**What you have to do**
For the data that follows, report how many lines contain the word "exponent", and nothing else.

**Raw records**
----

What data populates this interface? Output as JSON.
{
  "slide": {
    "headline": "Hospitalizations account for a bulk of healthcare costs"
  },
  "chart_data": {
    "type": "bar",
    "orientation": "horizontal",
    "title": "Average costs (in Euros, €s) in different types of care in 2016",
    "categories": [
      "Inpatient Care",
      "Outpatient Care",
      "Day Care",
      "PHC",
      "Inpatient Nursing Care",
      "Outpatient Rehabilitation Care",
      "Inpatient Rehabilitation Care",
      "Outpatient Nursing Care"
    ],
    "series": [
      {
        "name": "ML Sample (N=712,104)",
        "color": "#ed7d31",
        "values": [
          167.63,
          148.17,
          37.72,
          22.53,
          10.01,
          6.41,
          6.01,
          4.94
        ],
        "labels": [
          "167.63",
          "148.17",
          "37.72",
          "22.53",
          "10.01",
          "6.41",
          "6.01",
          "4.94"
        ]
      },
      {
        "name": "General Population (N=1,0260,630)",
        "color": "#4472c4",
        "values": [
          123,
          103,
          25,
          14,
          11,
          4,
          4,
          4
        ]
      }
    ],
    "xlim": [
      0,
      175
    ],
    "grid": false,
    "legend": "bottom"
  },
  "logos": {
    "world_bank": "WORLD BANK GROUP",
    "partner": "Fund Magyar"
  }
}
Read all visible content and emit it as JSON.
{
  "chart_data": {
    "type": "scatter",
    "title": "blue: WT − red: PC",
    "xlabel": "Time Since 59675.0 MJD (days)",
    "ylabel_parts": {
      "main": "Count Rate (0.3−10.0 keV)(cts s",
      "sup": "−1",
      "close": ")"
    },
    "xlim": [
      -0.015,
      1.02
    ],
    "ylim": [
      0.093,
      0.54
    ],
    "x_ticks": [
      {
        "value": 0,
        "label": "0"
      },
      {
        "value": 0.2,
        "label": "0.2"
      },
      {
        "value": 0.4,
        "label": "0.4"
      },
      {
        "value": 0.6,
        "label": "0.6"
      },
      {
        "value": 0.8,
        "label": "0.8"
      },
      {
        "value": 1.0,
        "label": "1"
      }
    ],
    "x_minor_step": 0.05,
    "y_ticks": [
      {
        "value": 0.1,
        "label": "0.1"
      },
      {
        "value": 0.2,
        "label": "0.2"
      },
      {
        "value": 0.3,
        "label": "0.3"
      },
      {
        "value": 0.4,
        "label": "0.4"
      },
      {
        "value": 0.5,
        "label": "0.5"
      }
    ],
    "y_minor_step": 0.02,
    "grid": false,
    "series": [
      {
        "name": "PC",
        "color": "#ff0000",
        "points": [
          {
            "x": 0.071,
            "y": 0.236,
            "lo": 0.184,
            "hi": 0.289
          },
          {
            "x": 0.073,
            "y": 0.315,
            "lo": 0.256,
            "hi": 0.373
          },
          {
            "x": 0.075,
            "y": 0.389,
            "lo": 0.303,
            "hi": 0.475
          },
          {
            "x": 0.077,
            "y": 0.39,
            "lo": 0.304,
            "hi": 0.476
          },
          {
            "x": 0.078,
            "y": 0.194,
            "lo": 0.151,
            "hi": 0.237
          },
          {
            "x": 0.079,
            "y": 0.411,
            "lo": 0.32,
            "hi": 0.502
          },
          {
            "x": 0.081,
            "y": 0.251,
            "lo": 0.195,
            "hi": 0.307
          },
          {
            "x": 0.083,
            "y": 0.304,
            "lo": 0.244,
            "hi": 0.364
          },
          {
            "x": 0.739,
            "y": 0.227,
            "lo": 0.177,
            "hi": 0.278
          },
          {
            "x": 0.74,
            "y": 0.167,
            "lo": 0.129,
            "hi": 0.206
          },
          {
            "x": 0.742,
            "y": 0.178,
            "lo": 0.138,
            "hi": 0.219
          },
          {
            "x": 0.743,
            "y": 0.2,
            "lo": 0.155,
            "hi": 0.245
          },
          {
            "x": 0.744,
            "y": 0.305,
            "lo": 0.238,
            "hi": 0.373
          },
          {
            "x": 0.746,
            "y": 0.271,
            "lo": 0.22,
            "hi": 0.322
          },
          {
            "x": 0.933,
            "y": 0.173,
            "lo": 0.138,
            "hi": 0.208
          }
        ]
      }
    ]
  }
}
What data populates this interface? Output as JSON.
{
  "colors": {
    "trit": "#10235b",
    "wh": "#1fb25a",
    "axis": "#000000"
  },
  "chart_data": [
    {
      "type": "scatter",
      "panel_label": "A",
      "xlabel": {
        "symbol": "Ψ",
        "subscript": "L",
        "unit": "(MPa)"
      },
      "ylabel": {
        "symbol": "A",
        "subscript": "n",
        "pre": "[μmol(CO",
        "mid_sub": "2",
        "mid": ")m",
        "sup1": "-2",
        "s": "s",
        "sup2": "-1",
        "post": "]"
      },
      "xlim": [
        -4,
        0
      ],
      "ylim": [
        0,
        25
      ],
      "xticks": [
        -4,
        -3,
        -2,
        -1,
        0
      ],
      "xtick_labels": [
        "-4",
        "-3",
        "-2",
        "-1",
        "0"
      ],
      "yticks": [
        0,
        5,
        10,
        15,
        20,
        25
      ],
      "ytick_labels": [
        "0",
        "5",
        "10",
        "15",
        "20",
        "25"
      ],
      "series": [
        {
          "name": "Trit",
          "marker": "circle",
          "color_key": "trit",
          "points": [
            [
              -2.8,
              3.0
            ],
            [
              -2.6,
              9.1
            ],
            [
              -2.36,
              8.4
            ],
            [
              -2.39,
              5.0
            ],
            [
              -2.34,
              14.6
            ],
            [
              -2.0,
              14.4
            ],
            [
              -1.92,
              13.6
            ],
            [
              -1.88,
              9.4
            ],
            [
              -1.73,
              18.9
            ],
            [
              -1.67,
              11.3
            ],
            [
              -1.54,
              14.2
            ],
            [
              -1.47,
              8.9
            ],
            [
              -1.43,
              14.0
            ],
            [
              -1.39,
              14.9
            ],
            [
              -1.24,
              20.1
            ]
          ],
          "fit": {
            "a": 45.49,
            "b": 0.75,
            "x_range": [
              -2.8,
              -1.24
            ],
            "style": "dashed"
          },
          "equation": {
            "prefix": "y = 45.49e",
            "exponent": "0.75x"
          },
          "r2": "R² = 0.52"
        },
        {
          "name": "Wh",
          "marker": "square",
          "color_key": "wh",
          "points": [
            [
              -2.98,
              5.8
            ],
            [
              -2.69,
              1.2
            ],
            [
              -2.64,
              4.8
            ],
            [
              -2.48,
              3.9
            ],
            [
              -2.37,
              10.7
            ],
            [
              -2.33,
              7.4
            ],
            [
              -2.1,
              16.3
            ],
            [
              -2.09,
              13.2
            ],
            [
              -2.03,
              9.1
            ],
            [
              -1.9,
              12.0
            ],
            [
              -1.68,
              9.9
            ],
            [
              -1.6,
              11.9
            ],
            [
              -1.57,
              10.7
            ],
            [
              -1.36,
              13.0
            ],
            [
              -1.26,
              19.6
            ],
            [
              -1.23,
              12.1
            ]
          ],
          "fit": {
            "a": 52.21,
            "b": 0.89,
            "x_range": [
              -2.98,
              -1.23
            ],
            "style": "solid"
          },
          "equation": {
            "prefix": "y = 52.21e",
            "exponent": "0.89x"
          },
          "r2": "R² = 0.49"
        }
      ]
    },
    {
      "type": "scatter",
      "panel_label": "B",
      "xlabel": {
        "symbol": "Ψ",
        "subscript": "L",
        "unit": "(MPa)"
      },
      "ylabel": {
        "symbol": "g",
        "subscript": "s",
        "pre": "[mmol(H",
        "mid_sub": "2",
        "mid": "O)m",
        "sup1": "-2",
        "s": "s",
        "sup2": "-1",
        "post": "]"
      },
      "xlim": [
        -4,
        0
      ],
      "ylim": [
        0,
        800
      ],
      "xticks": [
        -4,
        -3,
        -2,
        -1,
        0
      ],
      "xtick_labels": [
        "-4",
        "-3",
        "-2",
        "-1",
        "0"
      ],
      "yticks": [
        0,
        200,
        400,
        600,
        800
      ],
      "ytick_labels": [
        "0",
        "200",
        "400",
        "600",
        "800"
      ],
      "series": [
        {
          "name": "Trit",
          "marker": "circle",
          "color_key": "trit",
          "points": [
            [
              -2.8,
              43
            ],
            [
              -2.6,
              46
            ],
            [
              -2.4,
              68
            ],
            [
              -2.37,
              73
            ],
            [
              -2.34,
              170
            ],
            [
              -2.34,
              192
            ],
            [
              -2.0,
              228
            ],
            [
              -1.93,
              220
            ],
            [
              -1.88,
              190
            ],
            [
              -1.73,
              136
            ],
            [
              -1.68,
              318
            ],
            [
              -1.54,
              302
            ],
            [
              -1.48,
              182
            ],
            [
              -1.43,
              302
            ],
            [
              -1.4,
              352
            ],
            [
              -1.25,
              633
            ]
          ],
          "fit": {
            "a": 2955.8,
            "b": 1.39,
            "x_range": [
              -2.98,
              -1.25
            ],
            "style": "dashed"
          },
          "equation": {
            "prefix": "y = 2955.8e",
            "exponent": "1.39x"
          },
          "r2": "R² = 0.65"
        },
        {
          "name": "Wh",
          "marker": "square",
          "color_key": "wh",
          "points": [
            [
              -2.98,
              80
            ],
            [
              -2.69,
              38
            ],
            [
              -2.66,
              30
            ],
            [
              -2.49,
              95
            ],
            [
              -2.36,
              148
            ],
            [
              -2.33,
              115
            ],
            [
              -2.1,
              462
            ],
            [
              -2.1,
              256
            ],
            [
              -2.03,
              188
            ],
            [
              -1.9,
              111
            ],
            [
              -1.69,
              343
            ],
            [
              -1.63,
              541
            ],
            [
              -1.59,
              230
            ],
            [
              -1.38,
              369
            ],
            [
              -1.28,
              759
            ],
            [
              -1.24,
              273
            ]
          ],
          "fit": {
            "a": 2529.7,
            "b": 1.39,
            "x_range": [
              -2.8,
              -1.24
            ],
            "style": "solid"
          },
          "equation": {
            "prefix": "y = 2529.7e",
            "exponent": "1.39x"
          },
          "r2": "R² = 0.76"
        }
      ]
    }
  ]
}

----

**Exercise response**
4